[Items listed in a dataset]
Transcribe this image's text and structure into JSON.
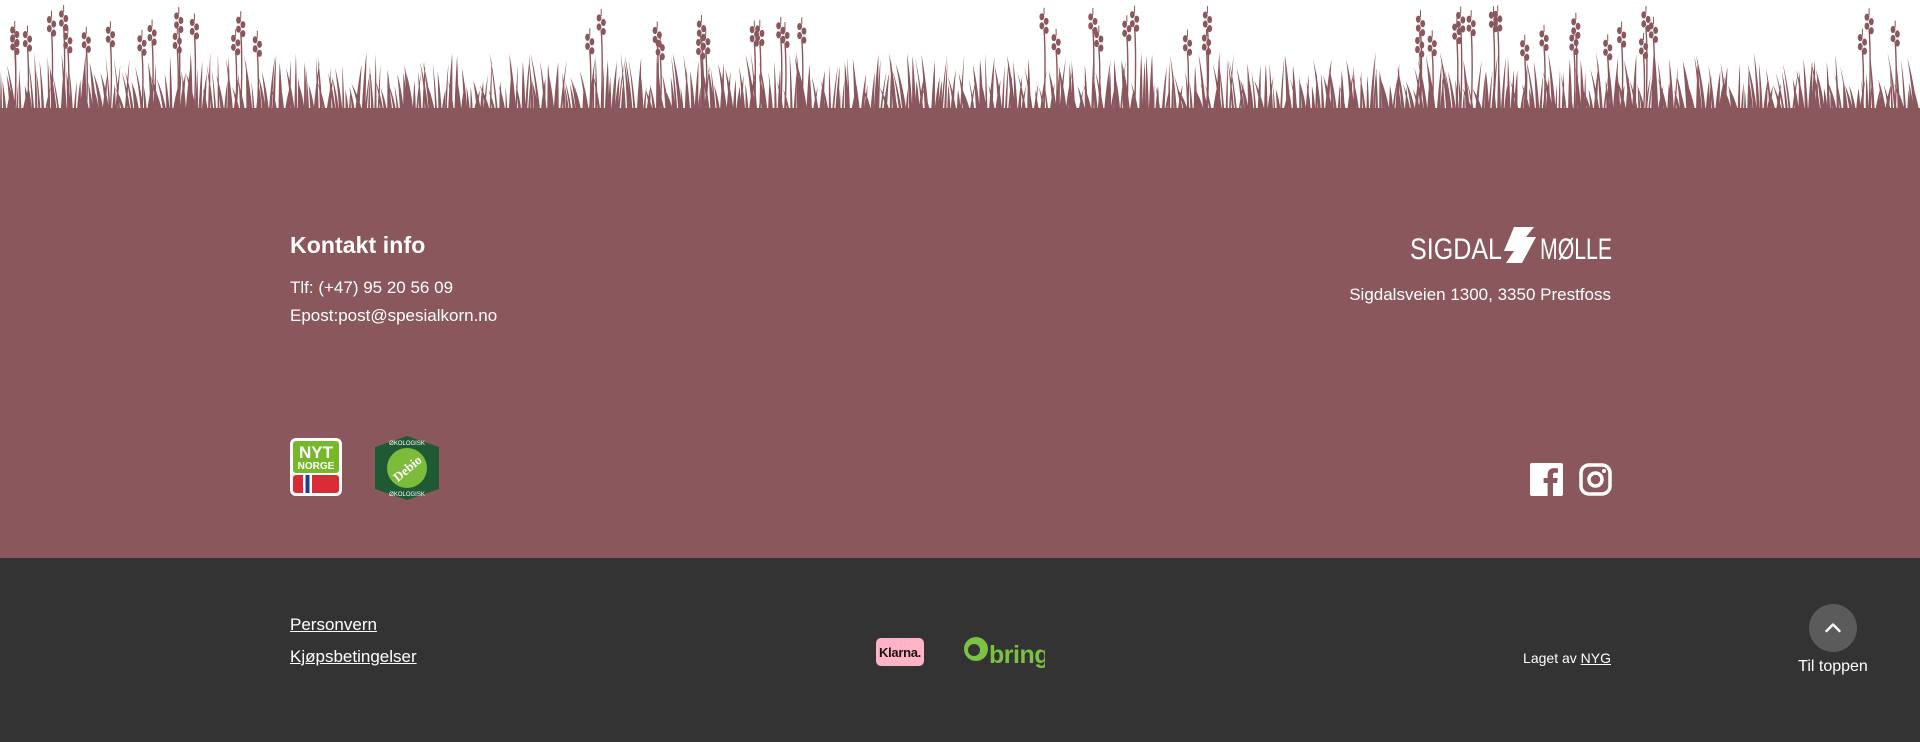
{
  "colors": {
    "footer_bg": "#8a575c",
    "bottom_bar_bg": "#333333",
    "text": "#ffffff",
    "klarna_pink": "#ffb3c7",
    "bring_green": "#7bc144"
  },
  "contact": {
    "heading": "Kontakt info",
    "phone": "Tlf: (+47) 95 20 56 09",
    "email": "Epost:post@spesialkorn.no"
  },
  "brand": {
    "name_left": "SIGDAL",
    "name_right": "MØLLE",
    "address": "Sigdalsveien 1300, 3350 Prestfoss"
  },
  "certifications": {
    "nyt_norge": {
      "line1": "NYT",
      "line2": "NORGE"
    },
    "debio": {
      "center": "Debio",
      "ring": "ØKOLOGISK"
    }
  },
  "social": [
    {
      "icon": "facebook-icon"
    },
    {
      "icon": "instagram-icon"
    }
  ],
  "bottom": {
    "links": [
      "Personvern",
      "Kjøpsbetingelser"
    ],
    "payment": {
      "klarna": "Klarna.",
      "bring": "bring"
    },
    "made_by_prefix": "Laget av",
    "made_by_link": "NYG",
    "to_top_label": "Til toppen"
  }
}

■ SET TASK
Give every record again exactly, apart from the pictures, which stay out.

■ SOLUTION FOR THIS PROBLEM
Transcribe this image's text and structure into JSON.
{
  "colors": {
    "footer_bg": "#8a575c",
    "bottom_bar_bg": "#333333",
    "text": "#ffffff",
    "klarna_pink": "#ffb3c7",
    "bring_green": "#7bc144"
  },
  "contact": {
    "heading": "Kontakt info",
    "phone": "Tlf: (+47) 95 20 56 09",
    "email": "Epost:post@spesialkorn.no"
  },
  "brand": {
    "name_left": "SIGDAL",
    "name_right": "MØLLE",
    "address": "Sigdalsveien 1300, 3350 Prestfoss"
  },
  "certifications": {
    "nyt_norge": {
      "line1": "NYT",
      "line2": "NORGE"
    },
    "debio": {
      "center": "Debio",
      "ring": "ØKOLOGISK"
    }
  },
  "social": [
    {
      "icon": "facebook-icon"
    },
    {
      "icon": "instagram-icon"
    }
  ],
  "bottom": {
    "links": [
      "Personvern",
      "Kjøpsbetingelser"
    ],
    "payment": {
      "klarna": "Klarna.",
      "bring": "bring"
    },
    "made_by_prefix": "Laget av",
    "made_by_link": "NYG",
    "to_top_label": "Til toppen"
  }
}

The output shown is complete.